EXERCISE REQUIREMENTS — Repeat word for word the lines from the one holding "Type out the text in this image." through the end, both ends included, and leave out every picture.
-.-.-
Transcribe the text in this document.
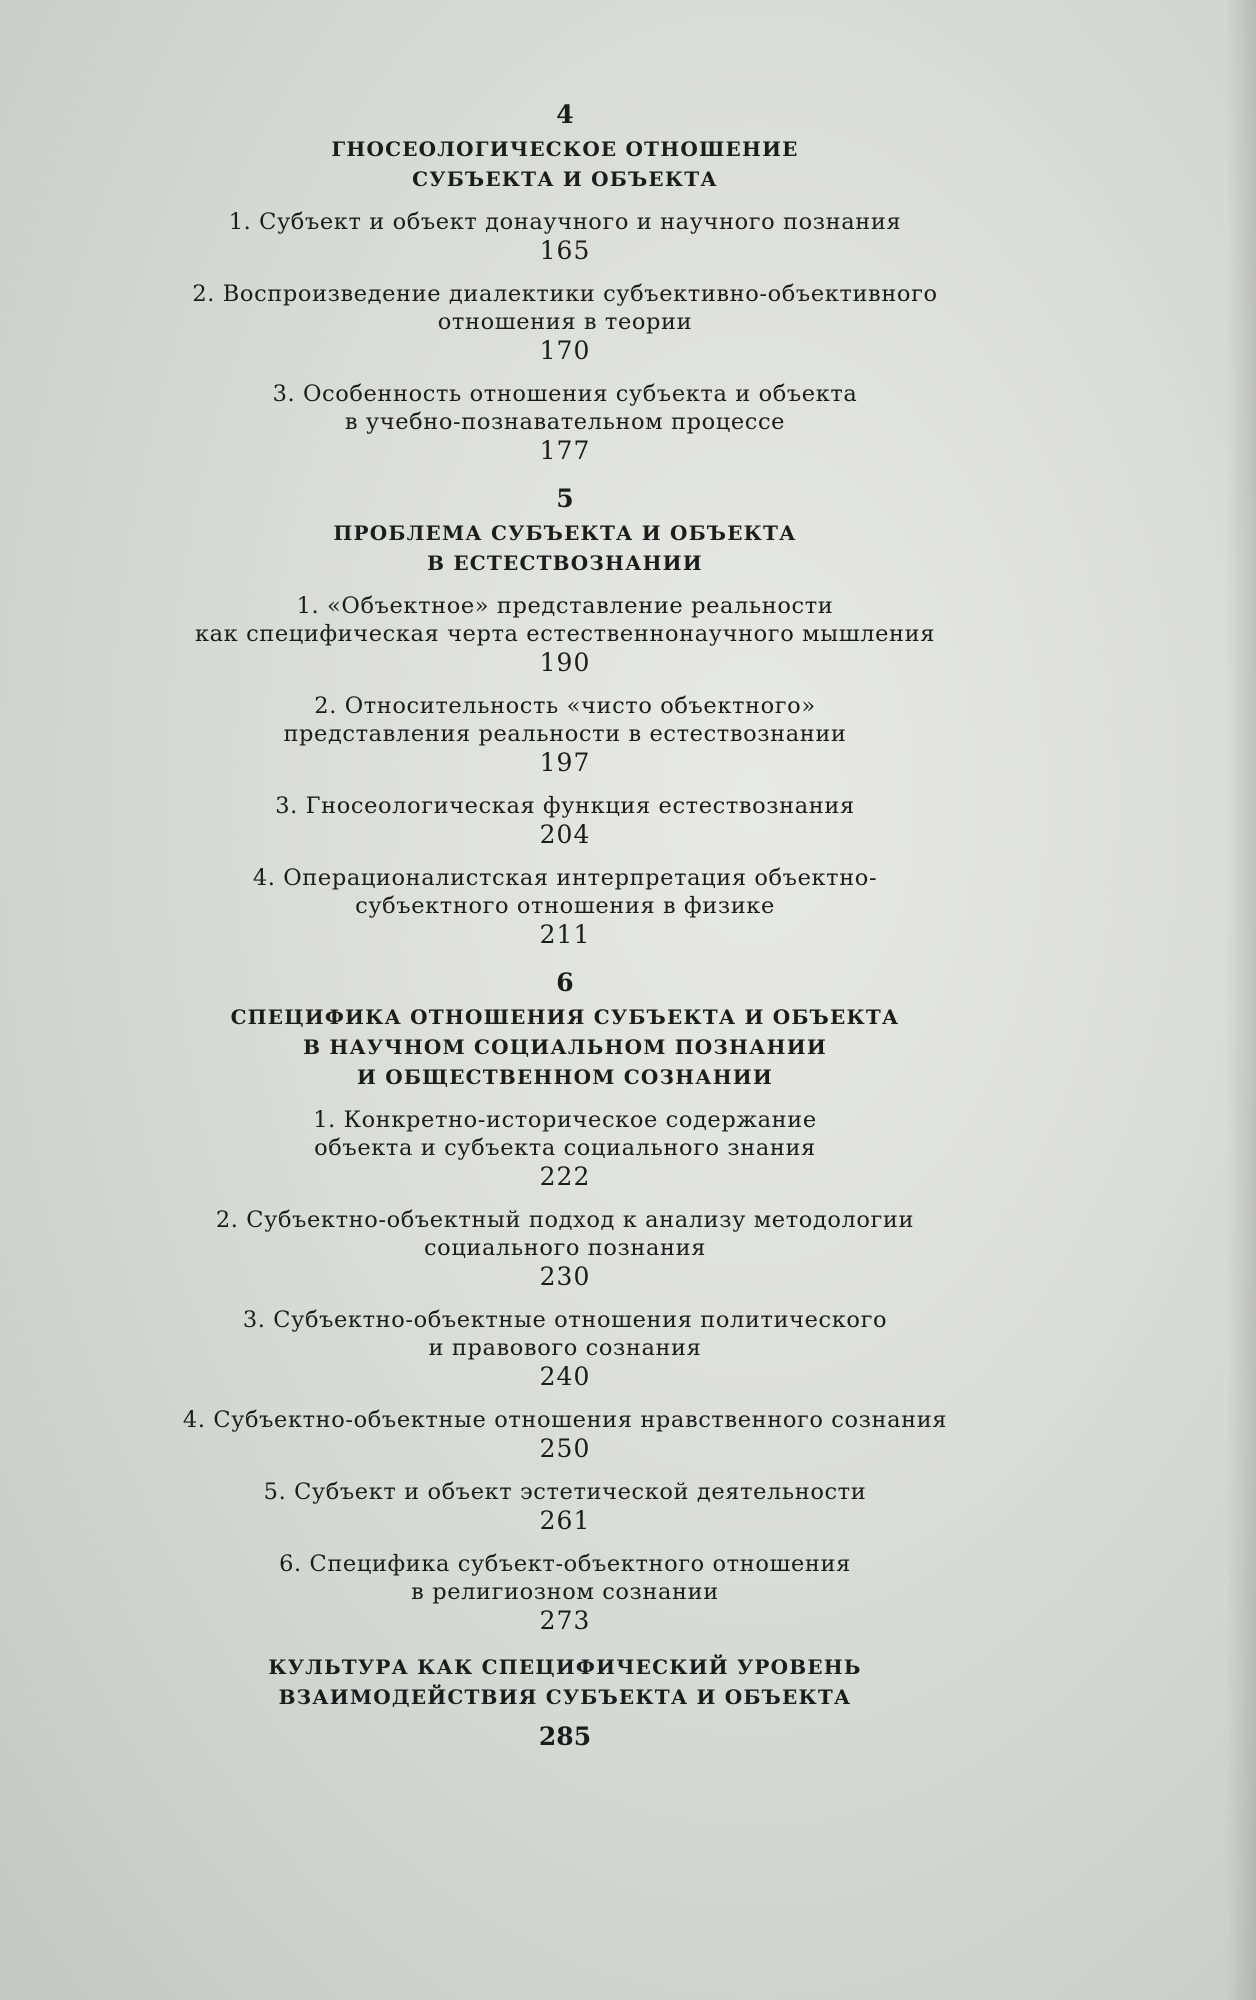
4
ГНОСЕОЛОГИЧЕСКОЕ ОТНОШЕНИЕ
СУБЪЕКТА И ОБЪЕКТА
1. Субъект и объект донаучного и научного познания
165
2. Воспроизведение диалектики субъективно-объективного
отношения в теории
170
3. Особенность отношения субъекта и объекта
в учебно-познавательном процессе
177
5
ПРОБЛЕМА СУБЪЕКТА И ОБЪЕКТА
В ЕСТЕСТВОЗНАНИИ
1. «Объектное» представление реальности
как специфическая черта естественнонаучного мышления
190
2. Относительность «чисто объектного»
представления реальности в естествознании
197
3. Гносеологическая функция естествознания
204
4. Операционалистская интерпретация объектно-
субъектного отношения в физике
211
6
СПЕЦИФИКА ОТНОШЕНИЯ СУБЪЕКТА И ОБЪЕКТА
В НАУЧНОМ СОЦИАЛЬНОМ ПОЗНАНИИ
И ОБЩЕСТВЕННОМ СОЗНАНИИ
1. Конкретно-историческое содержание
объекта и субъекта социального знания
222
2. Субъектно-объектный подход к анализу методологии
социального познания
230
3. Субъектно-объектные отношения политического
и правового сознания
240
4. Субъектно-объектные отношения нравственного сознания
250
5. Субъект и объект эстетической деятельности
261
6. Специфика субъект-объектного отношения
в религиозном сознании
273
КУЛЬТУРА КАК СПЕЦИФИЧЕСКИЙ УРОВЕНЬ
ВЗАИМОДЕЙСТВИЯ СУБЪЕКТА И ОБЪЕКТА
285
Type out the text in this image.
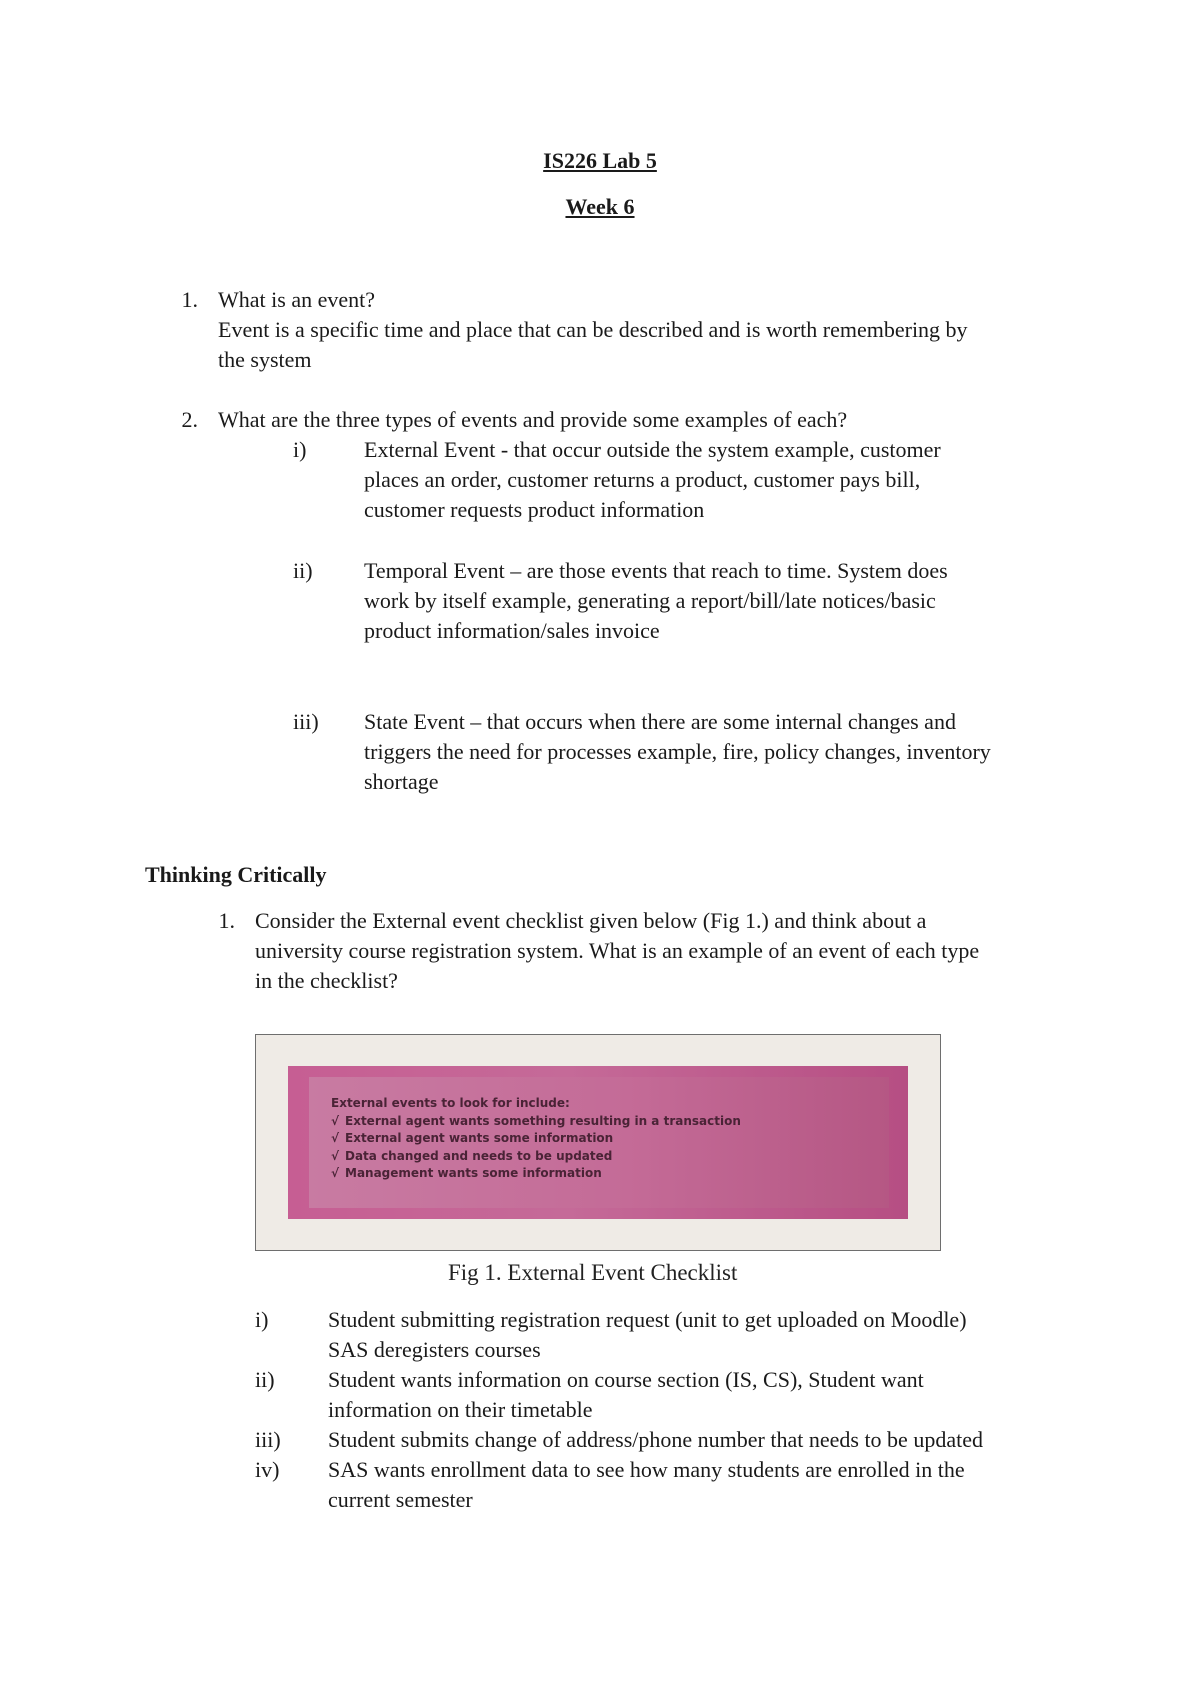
IS226 Lab 5
Week 6
1. What is an event?
Event is a specific time and place that can be described and is worth remembering by
the system
2. What are the three types of events and provide some examples of each?
i)	External Event - that occur outside the system example, customer
places an order, customer returns a product, customer pays bill,
customer requests product information
ii)	Temporal Event – are those events that reach to time. System does
work by itself example, generating a report/bill/late notices/basic
product information/sales invoice
iii)	State Event – that occurs when there are some internal changes and
triggers the need for processes example, fire, policy changes, inventory
shortage
Thinking Critically
1. Consider the External event checklist given below (Fig 1.) and think about a
university course registration system. What is an example of an event of each type
in the checklist?
External events to look for include:
√ External agent wants something resulting in a transaction
√ External agent wants some information
√ Data changed and needs to be updated
√ Management wants some information
Fig 1. External Event Checklist
i)	Student submitting registration request (unit to get uploaded on Moodle)
SAS deregisters courses
ii)	Student wants information on course section (IS, CS), Student want
information on their timetable
iii)	Student submits change of address/phone number that needs to be updated
iv)	SAS wants enrollment data to see how many students are enrolled in the
current semester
-.-.-
THE REPLY —
Type out the text in this image.
IS226 Lab 5
Week 6
1. What is an event?
Event is a specific time and place that can be described and is worth remembering by
the system
2. What are the three types of events and provide some examples of each?
i)	External Event - that occur outside the system example, customer
places an order, customer returns a product, customer pays bill,
customer requests product information
ii)	Temporal Event – are those events that reach to time. System does
work by itself example, generating a report/bill/late notices/basic
product information/sales invoice
iii)	State Event – that occurs when there are some internal changes and
triggers the need for processes example, fire, policy changes, inventory
shortage
Thinking Critically
1. Consider the External event checklist given below (Fig 1.) and think about a
university course registration system. What is an example of an event of each type
in the checklist?
External events to look for include:
√ External agent wants something resulting in a transaction
√ External agent wants some information
√ Data changed and needs to be updated
√ Management wants some information
Fig 1. External Event Checklist
i)	Student submitting registration request (unit to get uploaded on Moodle)
SAS deregisters courses
ii)	Student wants information on course section (IS, CS), Student want
information on their timetable
iii)	Student submits change of address/phone number that needs to be updated
iv)	SAS wants enrollment data to see how many students are enrolled in the
current semester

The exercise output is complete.